__REQUEST__: All entries below are to be set down again, identical to the source.

(Extracts from a graphics dataset)
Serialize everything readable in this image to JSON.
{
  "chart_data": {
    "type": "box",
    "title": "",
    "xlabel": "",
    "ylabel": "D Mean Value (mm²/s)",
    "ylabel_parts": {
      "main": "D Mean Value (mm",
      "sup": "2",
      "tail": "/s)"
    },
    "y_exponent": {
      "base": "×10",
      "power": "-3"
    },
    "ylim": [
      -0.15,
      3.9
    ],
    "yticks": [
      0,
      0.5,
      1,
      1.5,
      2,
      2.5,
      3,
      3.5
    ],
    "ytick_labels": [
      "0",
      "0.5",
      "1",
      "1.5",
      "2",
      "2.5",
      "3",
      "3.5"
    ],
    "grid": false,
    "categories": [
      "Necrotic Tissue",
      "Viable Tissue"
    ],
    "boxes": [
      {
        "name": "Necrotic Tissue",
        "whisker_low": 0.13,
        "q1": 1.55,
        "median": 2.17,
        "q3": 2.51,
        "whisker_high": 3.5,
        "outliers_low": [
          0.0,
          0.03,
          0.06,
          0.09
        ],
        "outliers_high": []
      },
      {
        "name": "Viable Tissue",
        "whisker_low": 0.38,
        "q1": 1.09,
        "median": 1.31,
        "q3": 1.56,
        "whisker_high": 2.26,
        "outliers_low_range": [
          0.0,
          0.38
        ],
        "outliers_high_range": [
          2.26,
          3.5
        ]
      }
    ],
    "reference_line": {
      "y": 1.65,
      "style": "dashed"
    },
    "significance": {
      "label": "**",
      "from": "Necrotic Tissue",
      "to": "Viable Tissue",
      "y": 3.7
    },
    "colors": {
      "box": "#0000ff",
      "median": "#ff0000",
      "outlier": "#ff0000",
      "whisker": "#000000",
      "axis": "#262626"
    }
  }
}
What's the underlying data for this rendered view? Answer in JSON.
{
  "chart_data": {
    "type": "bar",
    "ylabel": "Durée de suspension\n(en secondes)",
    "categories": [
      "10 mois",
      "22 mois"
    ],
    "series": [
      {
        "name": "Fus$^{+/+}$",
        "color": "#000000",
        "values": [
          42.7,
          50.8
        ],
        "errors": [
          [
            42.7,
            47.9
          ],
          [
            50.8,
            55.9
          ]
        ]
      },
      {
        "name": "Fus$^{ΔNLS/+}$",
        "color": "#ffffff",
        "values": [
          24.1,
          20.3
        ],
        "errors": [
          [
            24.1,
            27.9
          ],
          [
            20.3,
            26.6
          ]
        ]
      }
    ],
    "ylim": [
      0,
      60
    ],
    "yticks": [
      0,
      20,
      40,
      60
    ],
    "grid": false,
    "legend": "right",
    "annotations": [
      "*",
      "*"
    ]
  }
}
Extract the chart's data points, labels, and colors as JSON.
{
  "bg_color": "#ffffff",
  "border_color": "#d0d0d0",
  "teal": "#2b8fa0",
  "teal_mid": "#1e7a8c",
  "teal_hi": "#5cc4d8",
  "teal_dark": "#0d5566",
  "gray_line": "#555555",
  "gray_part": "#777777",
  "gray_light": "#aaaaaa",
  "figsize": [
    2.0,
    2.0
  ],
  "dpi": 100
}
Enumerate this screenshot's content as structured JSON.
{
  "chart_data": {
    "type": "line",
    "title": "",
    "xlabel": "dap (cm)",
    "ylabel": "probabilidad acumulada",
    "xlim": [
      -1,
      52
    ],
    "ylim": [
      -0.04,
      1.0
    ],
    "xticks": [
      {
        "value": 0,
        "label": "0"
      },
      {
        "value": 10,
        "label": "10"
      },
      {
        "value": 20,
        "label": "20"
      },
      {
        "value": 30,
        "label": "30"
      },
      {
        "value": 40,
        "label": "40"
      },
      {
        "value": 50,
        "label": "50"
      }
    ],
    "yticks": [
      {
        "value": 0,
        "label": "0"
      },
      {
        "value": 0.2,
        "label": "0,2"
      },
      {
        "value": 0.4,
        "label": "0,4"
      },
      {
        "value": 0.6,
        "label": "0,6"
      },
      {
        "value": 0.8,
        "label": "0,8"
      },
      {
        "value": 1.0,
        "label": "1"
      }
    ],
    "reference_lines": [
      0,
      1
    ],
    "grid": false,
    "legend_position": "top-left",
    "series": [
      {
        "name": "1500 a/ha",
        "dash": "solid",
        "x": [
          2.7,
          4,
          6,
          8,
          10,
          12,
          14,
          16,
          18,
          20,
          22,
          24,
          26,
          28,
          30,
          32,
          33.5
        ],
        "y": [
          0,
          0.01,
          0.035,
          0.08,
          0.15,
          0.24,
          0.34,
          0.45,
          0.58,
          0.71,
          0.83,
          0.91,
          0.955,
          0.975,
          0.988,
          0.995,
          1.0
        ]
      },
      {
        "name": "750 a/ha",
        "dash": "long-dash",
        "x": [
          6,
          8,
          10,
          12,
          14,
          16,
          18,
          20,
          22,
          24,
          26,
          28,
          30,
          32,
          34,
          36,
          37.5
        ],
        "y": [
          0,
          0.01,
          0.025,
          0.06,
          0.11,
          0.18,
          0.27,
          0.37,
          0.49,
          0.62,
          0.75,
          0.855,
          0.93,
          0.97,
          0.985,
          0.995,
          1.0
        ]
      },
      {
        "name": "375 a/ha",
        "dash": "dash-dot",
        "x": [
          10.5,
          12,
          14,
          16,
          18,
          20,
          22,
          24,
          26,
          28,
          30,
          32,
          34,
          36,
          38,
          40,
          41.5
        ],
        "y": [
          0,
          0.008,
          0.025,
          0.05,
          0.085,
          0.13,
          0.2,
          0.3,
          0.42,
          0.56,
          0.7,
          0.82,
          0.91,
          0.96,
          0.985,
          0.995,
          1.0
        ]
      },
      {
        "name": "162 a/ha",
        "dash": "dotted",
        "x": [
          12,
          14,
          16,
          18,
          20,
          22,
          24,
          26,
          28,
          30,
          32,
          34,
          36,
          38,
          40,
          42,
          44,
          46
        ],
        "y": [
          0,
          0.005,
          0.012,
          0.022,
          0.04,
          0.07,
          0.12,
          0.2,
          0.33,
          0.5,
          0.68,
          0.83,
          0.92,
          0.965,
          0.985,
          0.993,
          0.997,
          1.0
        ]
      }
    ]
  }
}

__COMPLETE RESPONSE__:
Serialize everything readable in this image to JSON.
{
  "chart_data": {
    "type": "box",
    "title": "",
    "xlabel": "",
    "ylabel": "D Mean Value (mm²/s)",
    "ylabel_parts": {
      "main": "D Mean Value (mm",
      "sup": "2",
      "tail": "/s)"
    },
    "y_exponent": {
      "base": "×10",
      "power": "-3"
    },
    "ylim": [
      -0.15,
      3.9
    ],
    "yticks": [
      0,
      0.5,
      1,
      1.5,
      2,
      2.5,
      3,
      3.5
    ],
    "ytick_labels": [
      "0",
      "0.5",
      "1",
      "1.5",
      "2",
      "2.5",
      "3",
      "3.5"
    ],
    "grid": false,
    "categories": [
      "Necrotic Tissue",
      "Viable Tissue"
    ],
    "boxes": [
      {
        "name": "Necrotic Tissue",
        "whisker_low": 0.13,
        "q1": 1.55,
        "median": 2.17,
        "q3": 2.51,
        "whisker_high": 3.5,
        "outliers_low": [
          0.0,
          0.03,
          0.06,
          0.09
        ],
        "outliers_high": []
      },
      {
        "name": "Viable Tissue",
        "whisker_low": 0.38,
        "q1": 1.09,
        "median": 1.31,
        "q3": 1.56,
        "whisker_high": 2.26,
        "outliers_low_range": [
          0.0,
          0.38
        ],
        "outliers_high_range": [
          2.26,
          3.5
        ]
      }
    ],
    "reference_line": {
      "y": 1.65,
      "style": "dashed"
    },
    "significance": {
      "label": "**",
      "from": "Necrotic Tissue",
      "to": "Viable Tissue",
      "y": 3.7
    },
    "colors": {
      "box": "#0000ff",
      "median": "#ff0000",
      "outlier": "#ff0000",
      "whisker": "#000000",
      "axis": "#262626"
    }
  }
}
What's the underlying data for this rendered view? Answer in JSON.
{
  "chart_data": {
    "type": "bar",
    "ylabel": "Durée de suspension\n(en secondes)",
    "categories": [
      "10 mois",
      "22 mois"
    ],
    "series": [
      {
        "name": "Fus$^{+/+}$",
        "color": "#000000",
        "values": [
          42.7,
          50.8
        ],
        "errors": [
          [
            42.7,
            47.9
          ],
          [
            50.8,
            55.9
          ]
        ]
      },
      {
        "name": "Fus$^{ΔNLS/+}$",
        "color": "#ffffff",
        "values": [
          24.1,
          20.3
        ],
        "errors": [
          [
            24.1,
            27.9
          ],
          [
            20.3,
            26.6
          ]
        ]
      }
    ],
    "ylim": [
      0,
      60
    ],
    "yticks": [
      0,
      20,
      40,
      60
    ],
    "grid": false,
    "legend": "right",
    "annotations": [
      "*",
      "*"
    ]
  }
}
Extract the chart's data points, labels, and colors as JSON.
{
  "bg_color": "#ffffff",
  "border_color": "#d0d0d0",
  "teal": "#2b8fa0",
  "teal_mid": "#1e7a8c",
  "teal_hi": "#5cc4d8",
  "teal_dark": "#0d5566",
  "gray_line": "#555555",
  "gray_part": "#777777",
  "gray_light": "#aaaaaa",
  "figsize": [
    2.0,
    2.0
  ],
  "dpi": 100
}
Enumerate this screenshot's content as structured JSON.
{
  "chart_data": {
    "type": "line",
    "title": "",
    "xlabel": "dap (cm)",
    "ylabel": "probabilidad acumulada",
    "xlim": [
      -1,
      52
    ],
    "ylim": [
      -0.04,
      1.0
    ],
    "xticks": [
      {
        "value": 0,
        "label": "0"
      },
      {
        "value": 10,
        "label": "10"
      },
      {
        "value": 20,
        "label": "20"
      },
      {
        "value": 30,
        "label": "30"
      },
      {
        "value": 40,
        "label": "40"
      },
      {
        "value": 50,
        "label": "50"
      }
    ],
    "yticks": [
      {
        "value": 0,
        "label": "0"
      },
      {
        "value": 0.2,
        "label": "0,2"
      },
      {
        "value": 0.4,
        "label": "0,4"
      },
      {
        "value": 0.6,
        "label": "0,6"
      },
      {
        "value": 0.8,
        "label": "0,8"
      },
      {
        "value": 1.0,
        "label": "1"
      }
    ],
    "reference_lines": [
      0,
      1
    ],
    "grid": false,
    "legend_position": "top-left",
    "series": [
      {
        "name": "1500 a/ha",
        "dash": "solid",
        "x": [
          2.7,
          4,
          6,
          8,
          10,
          12,
          14,
          16,
          18,
          20,
          22,
          24,
          26,
          28,
          30,
          32,
          33.5
        ],
        "y": [
          0,
          0.01,
          0.035,
          0.08,
          0.15,
          0.24,
          0.34,
          0.45,
          0.58,
          0.71,
          0.83,
          0.91,
          0.955,
          0.975,
          0.988,
          0.995,
          1.0
        ]
      },
      {
        "name": "750 a/ha",
        "dash": "long-dash",
        "x": [
          6,
          8,
          10,
          12,
          14,
          16,
          18,
          20,
          22,
          24,
          26,
          28,
          30,
          32,
          34,
          36,
          37.5
        ],
        "y": [
          0,
          0.01,
          0.025,
          0.06,
          0.11,
          0.18,
          0.27,
          0.37,
          0.49,
          0.62,
          0.75,
          0.855,
          0.93,
          0.97,
          0.985,
          0.995,
          1.0
        ]
      },
      {
        "name": "375 a/ha",
        "dash": "dash-dot",
        "x": [
          10.5,
          12,
          14,
          16,
          18,
          20,
          22,
          24,
          26,
          28,
          30,
          32,
          34,
          36,
          38,
          40,
          41.5
        ],
        "y": [
          0,
          0.008,
          0.025,
          0.05,
          0.085,
          0.13,
          0.2,
          0.3,
          0.42,
          0.56,
          0.7,
          0.82,
          0.91,
          0.96,
          0.985,
          0.995,
          1.0
        ]
      },
      {
        "name": "162 a/ha",
        "dash": "dotted",
        "x": [
          12,
          14,
          16,
          18,
          20,
          22,
          24,
          26,
          28,
          30,
          32,
          34,
          36,
          38,
          40,
          42,
          44,
          46
        ],
        "y": [
          0,
          0.005,
          0.012,
          0.022,
          0.04,
          0.07,
          0.12,
          0.2,
          0.33,
          0.5,
          0.68,
          0.83,
          0.92,
          0.965,
          0.985,
          0.993,
          0.997,
          1.0
        ]
      }
    ]
  }
}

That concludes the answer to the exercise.